--- Start TASK MATERIAL ---

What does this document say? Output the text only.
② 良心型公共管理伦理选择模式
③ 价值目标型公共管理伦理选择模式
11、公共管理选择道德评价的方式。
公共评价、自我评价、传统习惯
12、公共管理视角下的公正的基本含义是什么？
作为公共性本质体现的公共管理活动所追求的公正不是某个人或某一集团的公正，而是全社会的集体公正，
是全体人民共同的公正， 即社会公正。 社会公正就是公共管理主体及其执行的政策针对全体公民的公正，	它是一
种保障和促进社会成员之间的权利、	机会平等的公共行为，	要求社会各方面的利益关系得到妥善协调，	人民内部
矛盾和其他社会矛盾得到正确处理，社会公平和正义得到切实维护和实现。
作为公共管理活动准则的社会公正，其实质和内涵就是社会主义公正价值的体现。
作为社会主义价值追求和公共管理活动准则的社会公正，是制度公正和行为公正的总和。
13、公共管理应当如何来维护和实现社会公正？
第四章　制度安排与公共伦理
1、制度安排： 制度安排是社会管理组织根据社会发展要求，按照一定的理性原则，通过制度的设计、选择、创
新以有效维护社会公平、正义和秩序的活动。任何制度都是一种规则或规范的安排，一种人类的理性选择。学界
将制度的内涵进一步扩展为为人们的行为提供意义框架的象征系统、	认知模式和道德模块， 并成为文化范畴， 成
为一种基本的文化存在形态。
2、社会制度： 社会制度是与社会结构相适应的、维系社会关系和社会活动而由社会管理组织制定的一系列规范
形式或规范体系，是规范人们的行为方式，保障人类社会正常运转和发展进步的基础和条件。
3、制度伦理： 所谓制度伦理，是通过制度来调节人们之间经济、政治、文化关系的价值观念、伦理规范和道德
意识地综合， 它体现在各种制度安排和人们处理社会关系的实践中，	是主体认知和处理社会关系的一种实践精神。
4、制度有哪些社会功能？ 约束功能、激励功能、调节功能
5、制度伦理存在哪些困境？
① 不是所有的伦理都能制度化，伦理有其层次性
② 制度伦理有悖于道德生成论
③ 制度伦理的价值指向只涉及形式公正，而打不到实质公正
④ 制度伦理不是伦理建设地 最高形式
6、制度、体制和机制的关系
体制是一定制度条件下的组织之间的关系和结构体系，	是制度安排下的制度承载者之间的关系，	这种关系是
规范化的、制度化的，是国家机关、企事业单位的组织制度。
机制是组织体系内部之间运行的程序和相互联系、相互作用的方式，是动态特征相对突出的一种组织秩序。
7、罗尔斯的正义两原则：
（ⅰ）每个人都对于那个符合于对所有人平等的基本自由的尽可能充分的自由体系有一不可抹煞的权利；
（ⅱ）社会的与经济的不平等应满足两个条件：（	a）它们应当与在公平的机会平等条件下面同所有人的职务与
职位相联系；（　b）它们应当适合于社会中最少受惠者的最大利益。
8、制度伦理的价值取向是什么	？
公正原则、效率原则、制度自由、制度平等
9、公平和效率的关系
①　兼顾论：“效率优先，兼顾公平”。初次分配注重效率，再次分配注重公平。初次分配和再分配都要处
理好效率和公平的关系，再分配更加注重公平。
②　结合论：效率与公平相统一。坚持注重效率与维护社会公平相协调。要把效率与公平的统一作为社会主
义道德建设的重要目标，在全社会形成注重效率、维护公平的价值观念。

--- End TASK MATERIAL ---

● REQUEST: Take the data above and return it exactly.

● TASK RESULT:
What does this document say? Output the text only.
② 良心型公共管理伦理选择模式
③ 价值目标型公共管理伦理选择模式
11、公共管理选择道德评价的方式。
公共评价、自我评价、传统习惯
12、公共管理视角下的公正的基本含义是什么？
作为公共性本质体现的公共管理活动所追求的公正不是某个人或某一集团的公正，而是全社会的集体公正，
是全体人民共同的公正， 即社会公正。 社会公正就是公共管理主体及其执行的政策针对全体公民的公正，	它是一
种保障和促进社会成员之间的权利、	机会平等的公共行为，	要求社会各方面的利益关系得到妥善协调，	人民内部
矛盾和其他社会矛盾得到正确处理，社会公平和正义得到切实维护和实现。
作为公共管理活动准则的社会公正，其实质和内涵就是社会主义公正价值的体现。
作为社会主义价值追求和公共管理活动准则的社会公正，是制度公正和行为公正的总和。
13、公共管理应当如何来维护和实现社会公正？
第四章　制度安排与公共伦理
1、制度安排： 制度安排是社会管理组织根据社会发展要求，按照一定的理性原则，通过制度的设计、选择、创
新以有效维护社会公平、正义和秩序的活动。任何制度都是一种规则或规范的安排，一种人类的理性选择。学界
将制度的内涵进一步扩展为为人们的行为提供意义框架的象征系统、	认知模式和道德模块， 并成为文化范畴， 成
为一种基本的文化存在形态。
2、社会制度： 社会制度是与社会结构相适应的、维系社会关系和社会活动而由社会管理组织制定的一系列规范
形式或规范体系，是规范人们的行为方式，保障人类社会正常运转和发展进步的基础和条件。
3、制度伦理： 所谓制度伦理，是通过制度来调节人们之间经济、政治、文化关系的价值观念、伦理规范和道德
意识地综合， 它体现在各种制度安排和人们处理社会关系的实践中，	是主体认知和处理社会关系的一种实践精神。
4、制度有哪些社会功能？ 约束功能、激励功能、调节功能
5、制度伦理存在哪些困境？
① 不是所有的伦理都能制度化，伦理有其层次性
② 制度伦理有悖于道德生成论
③ 制度伦理的价值指向只涉及形式公正，而打不到实质公正
④ 制度伦理不是伦理建设地 最高形式
6、制度、体制和机制的关系
体制是一定制度条件下的组织之间的关系和结构体系，	是制度安排下的制度承载者之间的关系，	这种关系是
规范化的、制度化的，是国家机关、企事业单位的组织制度。
机制是组织体系内部之间运行的程序和相互联系、相互作用的方式，是动态特征相对突出的一种组织秩序。
7、罗尔斯的正义两原则：
（ⅰ）每个人都对于那个符合于对所有人平等的基本自由的尽可能充分的自由体系有一不可抹煞的权利；
（ⅱ）社会的与经济的不平等应满足两个条件：（	a）它们应当与在公平的机会平等条件下面同所有人的职务与
职位相联系；（　b）它们应当适合于社会中最少受惠者的最大利益。
8、制度伦理的价值取向是什么	？
公正原则、效率原则、制度自由、制度平等
9、公平和效率的关系
①　兼顾论：“效率优先，兼顾公平”。初次分配注重效率，再次分配注重公平。初次分配和再分配都要处
理好效率和公平的关系，再分配更加注重公平。
②　结合论：效率与公平相统一。坚持注重效率与维护社会公平相协调。要把效率与公平的统一作为社会主
义道德建设的重要目标，在全社会形成注重效率、维护公平的价值观念。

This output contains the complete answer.